- **Problem**: Find all the lines with "JSON" and gather them.

- **Materials provided**:
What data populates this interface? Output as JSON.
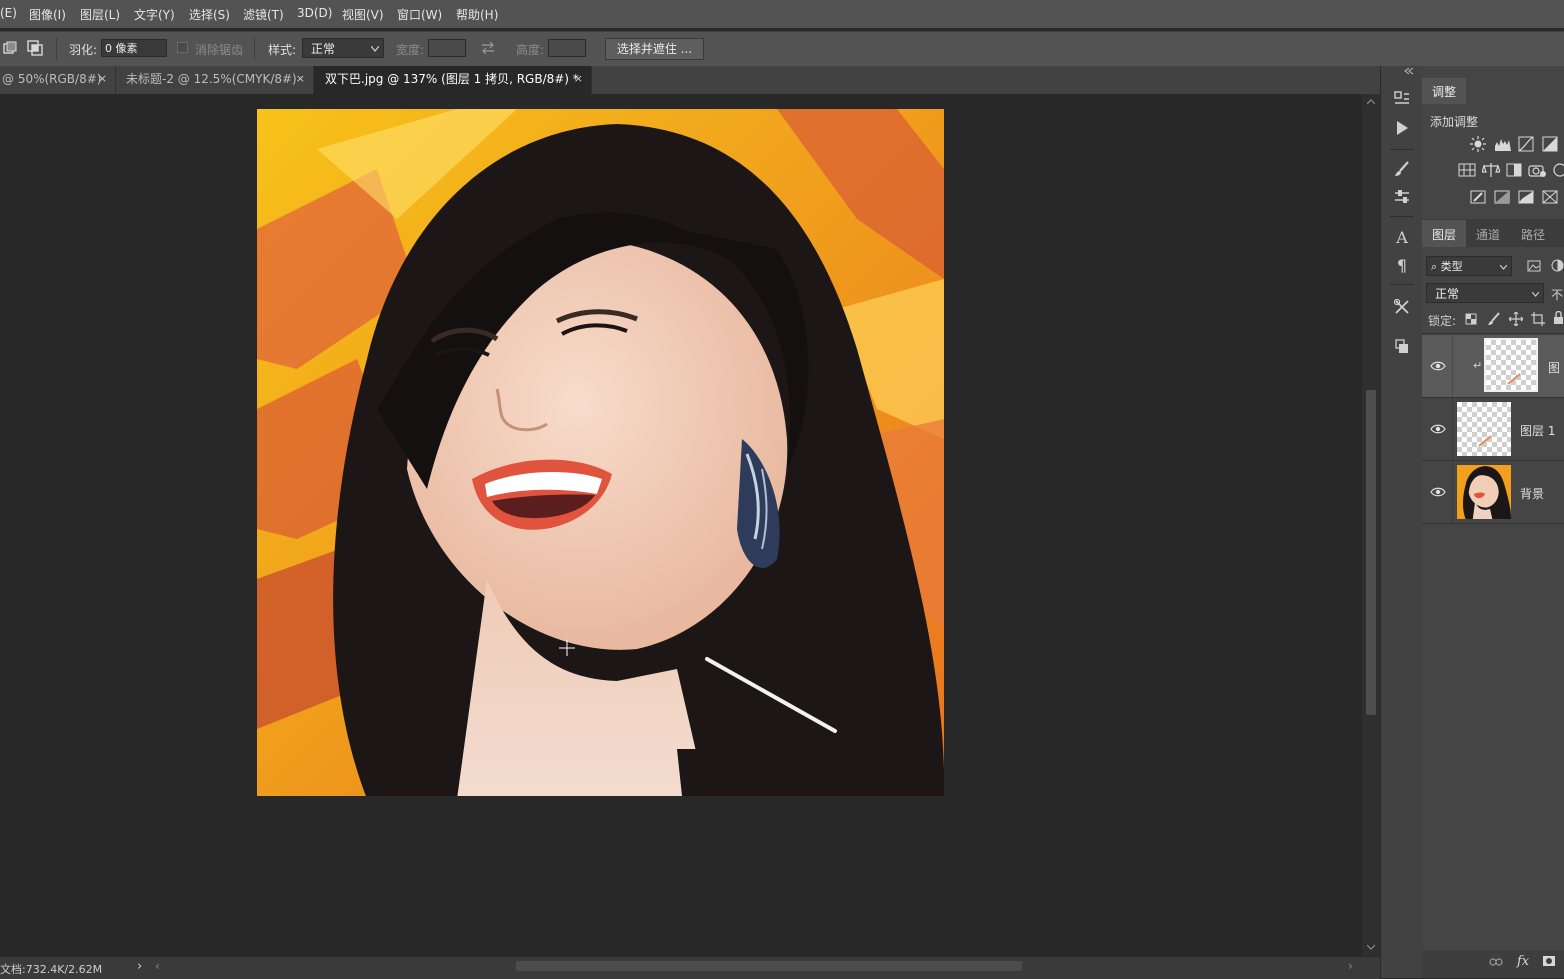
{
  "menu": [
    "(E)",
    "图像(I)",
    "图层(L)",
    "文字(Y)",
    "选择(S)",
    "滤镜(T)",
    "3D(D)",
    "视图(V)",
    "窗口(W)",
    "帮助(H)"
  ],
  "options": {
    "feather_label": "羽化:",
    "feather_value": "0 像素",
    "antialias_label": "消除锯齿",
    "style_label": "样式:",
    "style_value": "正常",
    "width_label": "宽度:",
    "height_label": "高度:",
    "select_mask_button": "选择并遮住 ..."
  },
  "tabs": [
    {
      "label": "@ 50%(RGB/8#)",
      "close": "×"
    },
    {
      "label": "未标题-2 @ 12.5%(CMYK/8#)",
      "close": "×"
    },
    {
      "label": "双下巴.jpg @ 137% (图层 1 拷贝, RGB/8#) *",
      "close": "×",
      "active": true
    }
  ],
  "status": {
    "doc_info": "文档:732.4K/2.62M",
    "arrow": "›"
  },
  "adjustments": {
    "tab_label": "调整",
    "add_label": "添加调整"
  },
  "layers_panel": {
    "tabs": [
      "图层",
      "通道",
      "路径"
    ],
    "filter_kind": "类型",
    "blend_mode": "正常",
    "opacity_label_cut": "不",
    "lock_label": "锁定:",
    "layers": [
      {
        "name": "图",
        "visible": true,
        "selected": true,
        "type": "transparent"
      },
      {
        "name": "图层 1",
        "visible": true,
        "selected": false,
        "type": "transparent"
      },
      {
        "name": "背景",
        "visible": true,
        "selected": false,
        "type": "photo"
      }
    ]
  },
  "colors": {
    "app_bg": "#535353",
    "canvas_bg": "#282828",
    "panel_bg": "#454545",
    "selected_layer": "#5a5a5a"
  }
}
---
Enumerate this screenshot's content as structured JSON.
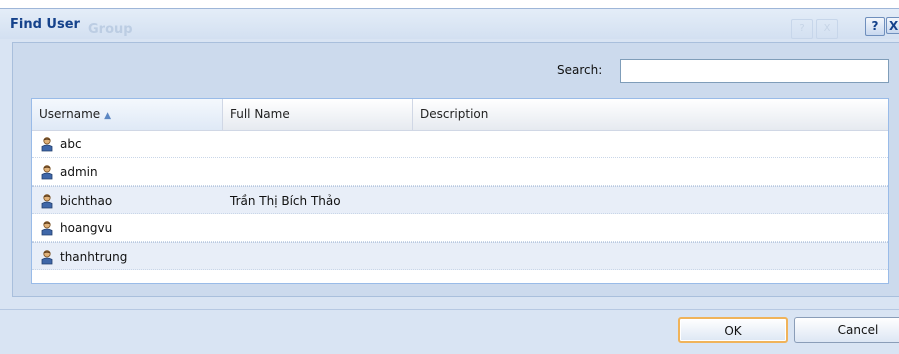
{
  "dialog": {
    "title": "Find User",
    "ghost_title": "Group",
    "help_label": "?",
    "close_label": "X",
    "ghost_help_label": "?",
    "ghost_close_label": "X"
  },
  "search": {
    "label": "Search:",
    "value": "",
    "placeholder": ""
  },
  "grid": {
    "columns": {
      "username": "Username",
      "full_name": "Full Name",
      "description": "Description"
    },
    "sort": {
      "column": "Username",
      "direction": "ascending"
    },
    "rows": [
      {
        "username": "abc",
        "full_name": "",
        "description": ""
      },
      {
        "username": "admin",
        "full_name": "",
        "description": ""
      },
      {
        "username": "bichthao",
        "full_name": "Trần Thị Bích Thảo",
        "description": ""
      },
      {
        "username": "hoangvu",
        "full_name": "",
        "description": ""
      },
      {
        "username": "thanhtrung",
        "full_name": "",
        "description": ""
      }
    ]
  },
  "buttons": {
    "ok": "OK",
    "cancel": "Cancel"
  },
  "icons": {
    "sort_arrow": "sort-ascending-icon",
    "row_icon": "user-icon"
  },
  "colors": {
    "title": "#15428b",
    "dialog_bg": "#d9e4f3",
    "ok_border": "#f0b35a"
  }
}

- **Solution below**:
What data populates this interface? Output as JSON.
Enumerate this screenshot's content as structured JSON.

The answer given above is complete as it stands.